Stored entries
========

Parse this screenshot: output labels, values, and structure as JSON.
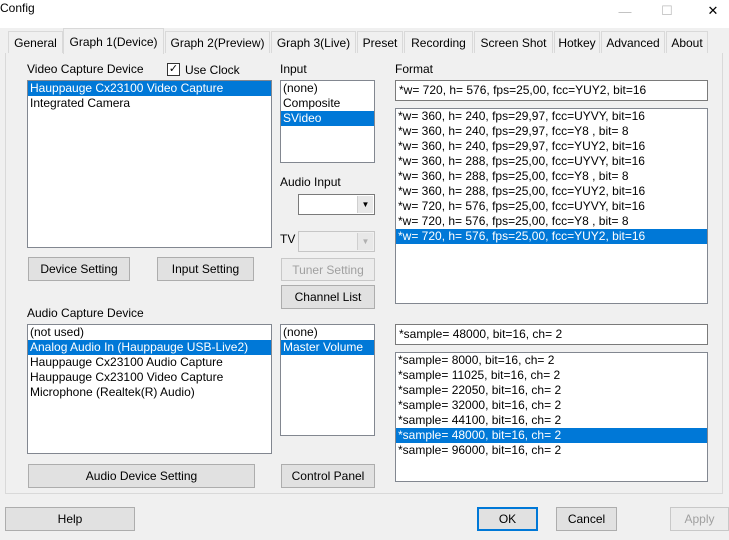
{
  "window": {
    "title": "Config",
    "minimize_glyph": "—",
    "maximize_glyph": "☐",
    "close_glyph": "✕"
  },
  "tabs": [
    {
      "label": "General"
    },
    {
      "label": "Graph 1(Device)"
    },
    {
      "label": "Graph 2(Preview)"
    },
    {
      "label": "Graph 3(Live)"
    },
    {
      "label": "Preset"
    },
    {
      "label": "Recording"
    },
    {
      "label": "Screen Shot"
    },
    {
      "label": "Hotkey"
    },
    {
      "label": "Advanced"
    },
    {
      "label": "About"
    }
  ],
  "video_capture": {
    "label": "Video Capture Device",
    "use_clock_label": "Use Clock",
    "use_clock_checked": "✓",
    "devices": [
      "Hauppauge Cx23100 Video Capture",
      "Integrated Camera"
    ],
    "device_setting_button": "Device Setting",
    "input_setting_button": "Input Setting"
  },
  "input": {
    "label": "Input",
    "items": [
      "(none)",
      "Composite",
      "SVideo"
    ],
    "audio_input_label": "Audio Input",
    "tv_label": "TV",
    "tuner_setting_button": "Tuner Setting",
    "channel_list_button": "Channel List"
  },
  "format": {
    "label": "Format",
    "current": "*w= 720, h= 576, fps=25,00,  fcc=YUY2, bit=16",
    "items": [
      "*w= 360, h= 240, fps=29,97,  fcc=UYVY, bit=16",
      "*w= 360, h= 240, fps=29,97,  fcc=Y8  , bit= 8",
      "*w= 360, h= 240, fps=29,97,  fcc=YUY2, bit=16",
      "*w= 360, h= 288, fps=25,00,  fcc=UYVY, bit=16",
      "*w= 360, h= 288, fps=25,00,  fcc=Y8  , bit= 8",
      "*w= 360, h= 288, fps=25,00,  fcc=YUY2, bit=16",
      "*w= 720, h= 576, fps=25,00,  fcc=UYVY, bit=16",
      "*w= 720, h= 576, fps=25,00,  fcc=Y8  , bit= 8",
      "*w= 720, h= 576, fps=25,00,  fcc=YUY2, bit=16"
    ]
  },
  "audio_capture": {
    "label": "Audio Capture Device",
    "devices": [
      "(not used)",
      "Analog Audio In (Hauppauge USB-Live2)",
      "Hauppauge Cx23100 Audio Capture",
      "Hauppauge Cx23100 Video Capture",
      "Microphone (Realtek(R) Audio)"
    ],
    "audio_device_setting_button": "Audio Device Setting",
    "mixer_items": [
      "(none)",
      "Master Volume"
    ],
    "control_panel_button": "Control Panel",
    "sample_current": "*sample= 48000, bit=16, ch= 2",
    "sample_items": [
      "*sample=  8000, bit=16, ch= 2",
      "*sample= 11025, bit=16, ch= 2",
      "*sample= 22050, bit=16, ch= 2",
      "*sample= 32000, bit=16, ch= 2",
      "*sample= 44100, bit=16, ch= 2",
      "*sample= 48000, bit=16, ch= 2",
      "*sample= 96000, bit=16, ch= 2"
    ]
  },
  "footer": {
    "help_button": "Help",
    "ok_button": "OK",
    "cancel_button": "Cancel",
    "apply_button": "Apply"
  },
  "colors": {
    "selection": "#0078d7",
    "window_bg": "#f0f0f0"
  }
}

========

_What you are asked to do_
Write out each entry exactly as given, omitting any picture.

_Output_
Parse this screenshot: output labels, values, and structure as JSON.
{
  "window": {
    "title": "Config",
    "minimize_glyph": "—",
    "maximize_glyph": "☐",
    "close_glyph": "✕"
  },
  "tabs": [
    {
      "label": "General"
    },
    {
      "label": "Graph 1(Device)"
    },
    {
      "label": "Graph 2(Preview)"
    },
    {
      "label": "Graph 3(Live)"
    },
    {
      "label": "Preset"
    },
    {
      "label": "Recording"
    },
    {
      "label": "Screen Shot"
    },
    {
      "label": "Hotkey"
    },
    {
      "label": "Advanced"
    },
    {
      "label": "About"
    }
  ],
  "video_capture": {
    "label": "Video Capture Device",
    "use_clock_label": "Use Clock",
    "use_clock_checked": "✓",
    "devices": [
      "Hauppauge Cx23100 Video Capture",
      "Integrated Camera"
    ],
    "device_setting_button": "Device Setting",
    "input_setting_button": "Input Setting"
  },
  "input": {
    "label": "Input",
    "items": [
      "(none)",
      "Composite",
      "SVideo"
    ],
    "audio_input_label": "Audio Input",
    "tv_label": "TV",
    "tuner_setting_button": "Tuner Setting",
    "channel_list_button": "Channel List"
  },
  "format": {
    "label": "Format",
    "current": "*w= 720, h= 576, fps=25,00,  fcc=YUY2, bit=16",
    "items": [
      "*w= 360, h= 240, fps=29,97,  fcc=UYVY, bit=16",
      "*w= 360, h= 240, fps=29,97,  fcc=Y8  , bit= 8",
      "*w= 360, h= 240, fps=29,97,  fcc=YUY2, bit=16",
      "*w= 360, h= 288, fps=25,00,  fcc=UYVY, bit=16",
      "*w= 360, h= 288, fps=25,00,  fcc=Y8  , bit= 8",
      "*w= 360, h= 288, fps=25,00,  fcc=YUY2, bit=16",
      "*w= 720, h= 576, fps=25,00,  fcc=UYVY, bit=16",
      "*w= 720, h= 576, fps=25,00,  fcc=Y8  , bit= 8",
      "*w= 720, h= 576, fps=25,00,  fcc=YUY2, bit=16"
    ]
  },
  "audio_capture": {
    "label": "Audio Capture Device",
    "devices": [
      "(not used)",
      "Analog Audio In (Hauppauge USB-Live2)",
      "Hauppauge Cx23100 Audio Capture",
      "Hauppauge Cx23100 Video Capture",
      "Microphone (Realtek(R) Audio)"
    ],
    "audio_device_setting_button": "Audio Device Setting",
    "mixer_items": [
      "(none)",
      "Master Volume"
    ],
    "control_panel_button": "Control Panel",
    "sample_current": "*sample= 48000, bit=16, ch= 2",
    "sample_items": [
      "*sample=  8000, bit=16, ch= 2",
      "*sample= 11025, bit=16, ch= 2",
      "*sample= 22050, bit=16, ch= 2",
      "*sample= 32000, bit=16, ch= 2",
      "*sample= 44100, bit=16, ch= 2",
      "*sample= 48000, bit=16, ch= 2",
      "*sample= 96000, bit=16, ch= 2"
    ]
  },
  "footer": {
    "help_button": "Help",
    "ok_button": "OK",
    "cancel_button": "Cancel",
    "apply_button": "Apply"
  },
  "colors": {
    "selection": "#0078d7",
    "window_bg": "#f0f0f0"
  }
}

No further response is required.